ENTRIES:
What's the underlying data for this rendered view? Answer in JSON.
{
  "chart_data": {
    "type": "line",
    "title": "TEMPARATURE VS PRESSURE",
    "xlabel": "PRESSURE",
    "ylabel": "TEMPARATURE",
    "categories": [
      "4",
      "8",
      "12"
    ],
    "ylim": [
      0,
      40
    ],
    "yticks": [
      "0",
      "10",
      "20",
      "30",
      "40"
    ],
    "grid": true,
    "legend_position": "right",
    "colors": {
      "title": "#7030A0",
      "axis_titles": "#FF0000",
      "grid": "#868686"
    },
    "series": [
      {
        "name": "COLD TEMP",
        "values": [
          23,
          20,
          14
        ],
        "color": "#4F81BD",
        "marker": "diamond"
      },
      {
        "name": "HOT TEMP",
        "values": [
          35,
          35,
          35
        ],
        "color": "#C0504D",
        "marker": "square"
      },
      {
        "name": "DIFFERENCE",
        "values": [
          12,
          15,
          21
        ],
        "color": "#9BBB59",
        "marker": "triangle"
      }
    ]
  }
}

EXERCISE DESCRIPTION: Check all the records above and select each line where the string "TEMPARATURE" is found.

ANSWER:
    "title": "TEMPARATURE VS PRESSURE",
    "ylabel": "TEMPARATURE",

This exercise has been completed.